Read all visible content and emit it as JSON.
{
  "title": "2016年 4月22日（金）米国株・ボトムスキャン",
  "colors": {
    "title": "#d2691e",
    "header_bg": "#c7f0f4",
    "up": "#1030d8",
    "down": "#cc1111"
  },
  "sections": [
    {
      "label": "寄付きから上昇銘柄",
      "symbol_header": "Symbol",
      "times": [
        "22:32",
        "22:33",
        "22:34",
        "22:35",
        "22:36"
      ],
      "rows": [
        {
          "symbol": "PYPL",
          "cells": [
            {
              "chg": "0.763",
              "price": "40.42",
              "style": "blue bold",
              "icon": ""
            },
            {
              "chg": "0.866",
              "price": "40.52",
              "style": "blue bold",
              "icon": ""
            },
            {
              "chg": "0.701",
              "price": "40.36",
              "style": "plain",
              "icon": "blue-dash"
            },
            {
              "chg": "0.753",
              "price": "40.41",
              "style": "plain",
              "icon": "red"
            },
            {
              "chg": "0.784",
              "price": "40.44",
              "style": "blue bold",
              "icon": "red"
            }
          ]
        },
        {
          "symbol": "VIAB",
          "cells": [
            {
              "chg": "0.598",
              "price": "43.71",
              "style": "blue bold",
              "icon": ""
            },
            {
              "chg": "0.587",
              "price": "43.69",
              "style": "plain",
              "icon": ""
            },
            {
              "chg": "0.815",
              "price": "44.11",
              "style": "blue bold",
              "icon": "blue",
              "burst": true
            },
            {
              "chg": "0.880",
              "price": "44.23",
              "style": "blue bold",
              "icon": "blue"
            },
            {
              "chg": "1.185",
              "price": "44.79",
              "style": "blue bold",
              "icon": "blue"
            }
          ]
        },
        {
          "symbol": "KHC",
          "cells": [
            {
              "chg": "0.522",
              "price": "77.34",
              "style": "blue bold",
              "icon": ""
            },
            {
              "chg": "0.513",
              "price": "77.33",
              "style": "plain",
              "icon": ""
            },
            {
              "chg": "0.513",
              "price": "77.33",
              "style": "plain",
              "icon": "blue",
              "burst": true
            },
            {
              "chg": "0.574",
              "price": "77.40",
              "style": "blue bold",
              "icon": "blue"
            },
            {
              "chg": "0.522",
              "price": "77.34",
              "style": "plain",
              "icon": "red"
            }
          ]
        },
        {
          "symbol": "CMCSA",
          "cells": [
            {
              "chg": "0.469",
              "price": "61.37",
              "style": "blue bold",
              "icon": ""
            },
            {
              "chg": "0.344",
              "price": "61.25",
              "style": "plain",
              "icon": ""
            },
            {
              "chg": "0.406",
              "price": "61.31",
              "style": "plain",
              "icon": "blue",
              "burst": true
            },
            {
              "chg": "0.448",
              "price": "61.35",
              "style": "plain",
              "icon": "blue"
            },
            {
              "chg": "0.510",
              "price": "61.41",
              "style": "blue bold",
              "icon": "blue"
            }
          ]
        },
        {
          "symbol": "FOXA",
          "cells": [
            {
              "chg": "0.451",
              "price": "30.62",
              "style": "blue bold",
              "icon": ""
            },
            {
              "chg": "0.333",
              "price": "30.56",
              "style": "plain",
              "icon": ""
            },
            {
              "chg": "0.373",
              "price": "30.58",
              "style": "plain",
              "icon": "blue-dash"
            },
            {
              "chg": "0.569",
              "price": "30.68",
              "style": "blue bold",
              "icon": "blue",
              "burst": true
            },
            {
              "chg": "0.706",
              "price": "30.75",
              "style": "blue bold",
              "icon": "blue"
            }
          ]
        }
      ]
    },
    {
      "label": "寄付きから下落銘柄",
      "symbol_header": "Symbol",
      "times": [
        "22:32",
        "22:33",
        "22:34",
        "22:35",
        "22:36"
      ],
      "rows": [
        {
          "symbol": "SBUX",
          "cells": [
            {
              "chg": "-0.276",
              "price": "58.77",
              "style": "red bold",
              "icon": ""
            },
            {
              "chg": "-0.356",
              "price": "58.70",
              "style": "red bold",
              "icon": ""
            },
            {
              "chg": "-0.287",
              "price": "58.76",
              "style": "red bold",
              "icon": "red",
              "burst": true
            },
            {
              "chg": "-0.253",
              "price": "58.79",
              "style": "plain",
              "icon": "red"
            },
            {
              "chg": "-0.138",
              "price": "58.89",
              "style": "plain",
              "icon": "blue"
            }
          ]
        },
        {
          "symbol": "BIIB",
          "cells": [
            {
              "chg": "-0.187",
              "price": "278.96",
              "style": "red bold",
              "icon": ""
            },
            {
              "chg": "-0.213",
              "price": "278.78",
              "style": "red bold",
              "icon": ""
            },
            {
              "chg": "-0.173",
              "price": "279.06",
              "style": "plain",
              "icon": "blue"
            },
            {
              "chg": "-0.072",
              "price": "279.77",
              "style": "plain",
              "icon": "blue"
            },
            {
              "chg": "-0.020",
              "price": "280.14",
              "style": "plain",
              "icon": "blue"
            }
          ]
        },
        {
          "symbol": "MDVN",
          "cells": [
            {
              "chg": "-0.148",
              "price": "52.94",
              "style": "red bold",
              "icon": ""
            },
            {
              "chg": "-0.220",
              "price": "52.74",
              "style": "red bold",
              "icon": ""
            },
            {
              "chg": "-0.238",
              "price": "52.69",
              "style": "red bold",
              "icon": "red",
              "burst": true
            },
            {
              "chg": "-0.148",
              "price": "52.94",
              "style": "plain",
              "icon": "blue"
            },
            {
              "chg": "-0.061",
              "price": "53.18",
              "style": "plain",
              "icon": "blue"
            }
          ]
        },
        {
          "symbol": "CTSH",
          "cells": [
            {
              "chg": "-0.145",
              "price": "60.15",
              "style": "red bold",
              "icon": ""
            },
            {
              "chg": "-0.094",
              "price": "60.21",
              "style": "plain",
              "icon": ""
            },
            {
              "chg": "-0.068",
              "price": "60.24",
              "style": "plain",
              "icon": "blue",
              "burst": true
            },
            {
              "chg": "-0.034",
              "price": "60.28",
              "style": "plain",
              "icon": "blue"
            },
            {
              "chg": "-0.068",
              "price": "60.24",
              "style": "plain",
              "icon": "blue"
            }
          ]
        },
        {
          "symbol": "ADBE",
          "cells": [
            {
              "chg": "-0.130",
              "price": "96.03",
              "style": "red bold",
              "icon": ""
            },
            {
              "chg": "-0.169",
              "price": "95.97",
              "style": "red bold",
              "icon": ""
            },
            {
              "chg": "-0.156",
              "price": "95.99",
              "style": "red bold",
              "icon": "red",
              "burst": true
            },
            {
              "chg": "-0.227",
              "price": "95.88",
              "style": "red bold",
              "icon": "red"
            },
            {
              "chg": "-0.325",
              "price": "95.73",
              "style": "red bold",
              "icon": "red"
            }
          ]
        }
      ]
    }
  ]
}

- _TASK DIRECTIONS_: Copy each line of the data above without altering a single character.

- _WRITTEN SOLUTION_:
Read all visible content and emit it as JSON.
{
  "title": "2016年 4月22日（金）米国株・ボトムスキャン",
  "colors": {
    "title": "#d2691e",
    "header_bg": "#c7f0f4",
    "up": "#1030d8",
    "down": "#cc1111"
  },
  "sections": [
    {
      "label": "寄付きから上昇銘柄",
      "symbol_header": "Symbol",
      "times": [
        "22:32",
        "22:33",
        "22:34",
        "22:35",
        "22:36"
      ],
      "rows": [
        {
          "symbol": "PYPL",
          "cells": [
            {
              "chg": "0.763",
              "price": "40.42",
              "style": "blue bold",
              "icon": ""
            },
            {
              "chg": "0.866",
              "price": "40.52",
              "style": "blue bold",
              "icon": ""
            },
            {
              "chg": "0.701",
              "price": "40.36",
              "style": "plain",
              "icon": "blue-dash"
            },
            {
              "chg": "0.753",
              "price": "40.41",
              "style": "plain",
              "icon": "red"
            },
            {
              "chg": "0.784",
              "price": "40.44",
              "style": "blue bold",
              "icon": "red"
            }
          ]
        },
        {
          "symbol": "VIAB",
          "cells": [
            {
              "chg": "0.598",
              "price": "43.71",
              "style": "blue bold",
              "icon": ""
            },
            {
              "chg": "0.587",
              "price": "43.69",
              "style": "plain",
              "icon": ""
            },
            {
              "chg": "0.815",
              "price": "44.11",
              "style": "blue bold",
              "icon": "blue",
              "burst": true
            },
            {
              "chg": "0.880",
              "price": "44.23",
              "style": "blue bold",
              "icon": "blue"
            },
            {
              "chg": "1.185",
              "price": "44.79",
              "style": "blue bold",
              "icon": "blue"
            }
          ]
        },
        {
          "symbol": "KHC",
          "cells": [
            {
              "chg": "0.522",
              "price": "77.34",
              "style": "blue bold",
              "icon": ""
            },
            {
              "chg": "0.513",
              "price": "77.33",
              "style": "plain",
              "icon": ""
            },
            {
              "chg": "0.513",
              "price": "77.33",
              "style": "plain",
              "icon": "blue",
              "burst": true
            },
            {
              "chg": "0.574",
              "price": "77.40",
              "style": "blue bold",
              "icon": "blue"
            },
            {
              "chg": "0.522",
              "price": "77.34",
              "style": "plain",
              "icon": "red"
            }
          ]
        },
        {
          "symbol": "CMCSA",
          "cells": [
            {
              "chg": "0.469",
              "price": "61.37",
              "style": "blue bold",
              "icon": ""
            },
            {
              "chg": "0.344",
              "price": "61.25",
              "style": "plain",
              "icon": ""
            },
            {
              "chg": "0.406",
              "price": "61.31",
              "style": "plain",
              "icon": "blue",
              "burst": true
            },
            {
              "chg": "0.448",
              "price": "61.35",
              "style": "plain",
              "icon": "blue"
            },
            {
              "chg": "0.510",
              "price": "61.41",
              "style": "blue bold",
              "icon": "blue"
            }
          ]
        },
        {
          "symbol": "FOXA",
          "cells": [
            {
              "chg": "0.451",
              "price": "30.62",
              "style": "blue bold",
              "icon": ""
            },
            {
              "chg": "0.333",
              "price": "30.56",
              "style": "plain",
              "icon": ""
            },
            {
              "chg": "0.373",
              "price": "30.58",
              "style": "plain",
              "icon": "blue-dash"
            },
            {
              "chg": "0.569",
              "price": "30.68",
              "style": "blue bold",
              "icon": "blue",
              "burst": true
            },
            {
              "chg": "0.706",
              "price": "30.75",
              "style": "blue bold",
              "icon": "blue"
            }
          ]
        }
      ]
    },
    {
      "label": "寄付きから下落銘柄",
      "symbol_header": "Symbol",
      "times": [
        "22:32",
        "22:33",
        "22:34",
        "22:35",
        "22:36"
      ],
      "rows": [
        {
          "symbol": "SBUX",
          "cells": [
            {
              "chg": "-0.276",
              "price": "58.77",
              "style": "red bold",
              "icon": ""
            },
            {
              "chg": "-0.356",
              "price": "58.70",
              "style": "red bold",
              "icon": ""
            },
            {
              "chg": "-0.287",
              "price": "58.76",
              "style": "red bold",
              "icon": "red",
              "burst": true
            },
            {
              "chg": "-0.253",
              "price": "58.79",
              "style": "plain",
              "icon": "red"
            },
            {
              "chg": "-0.138",
              "price": "58.89",
              "style": "plain",
              "icon": "blue"
            }
          ]
        },
        {
          "symbol": "BIIB",
          "cells": [
            {
              "chg": "-0.187",
              "price": "278.96",
              "style": "red bold",
              "icon": ""
            },
            {
              "chg": "-0.213",
              "price": "278.78",
              "style": "red bold",
              "icon": ""
            },
            {
              "chg": "-0.173",
              "price": "279.06",
              "style": "plain",
              "icon": "blue"
            },
            {
              "chg": "-0.072",
              "price": "279.77",
              "style": "plain",
              "icon": "blue"
            },
            {
              "chg": "-0.020",
              "price": "280.14",
              "style": "plain",
              "icon": "blue"
            }
          ]
        },
        {
          "symbol": "MDVN",
          "cells": [
            {
              "chg": "-0.148",
              "price": "52.94",
              "style": "red bold",
              "icon": ""
            },
            {
              "chg": "-0.220",
              "price": "52.74",
              "style": "red bold",
              "icon": ""
            },
            {
              "chg": "-0.238",
              "price": "52.69",
              "style": "red bold",
              "icon": "red",
              "burst": true
            },
            {
              "chg": "-0.148",
              "price": "52.94",
              "style": "plain",
              "icon": "blue"
            },
            {
              "chg": "-0.061",
              "price": "53.18",
              "style": "plain",
              "icon": "blue"
            }
          ]
        },
        {
          "symbol": "CTSH",
          "cells": [
            {
              "chg": "-0.145",
              "price": "60.15",
              "style": "red bold",
              "icon": ""
            },
            {
              "chg": "-0.094",
              "price": "60.21",
              "style": "plain",
              "icon": ""
            },
            {
              "chg": "-0.068",
              "price": "60.24",
              "style": "plain",
              "icon": "blue",
              "burst": true
            },
            {
              "chg": "-0.034",
              "price": "60.28",
              "style": "plain",
              "icon": "blue"
            },
            {
              "chg": "-0.068",
              "price": "60.24",
              "style": "plain",
              "icon": "blue"
            }
          ]
        },
        {
          "symbol": "ADBE",
          "cells": [
            {
              "chg": "-0.130",
              "price": "96.03",
              "style": "red bold",
              "icon": ""
            },
            {
              "chg": "-0.169",
              "price": "95.97",
              "style": "red bold",
              "icon": ""
            },
            {
              "chg": "-0.156",
              "price": "95.99",
              "style": "red bold",
              "icon": "red",
              "burst": true
            },
            {
              "chg": "-0.227",
              "price": "95.88",
              "style": "red bold",
              "icon": "red"
            },
            {
              "chg": "-0.325",
              "price": "95.73",
              "style": "red bold",
              "icon": "red"
            }
          ]
        }
      ]
    }
  ]
}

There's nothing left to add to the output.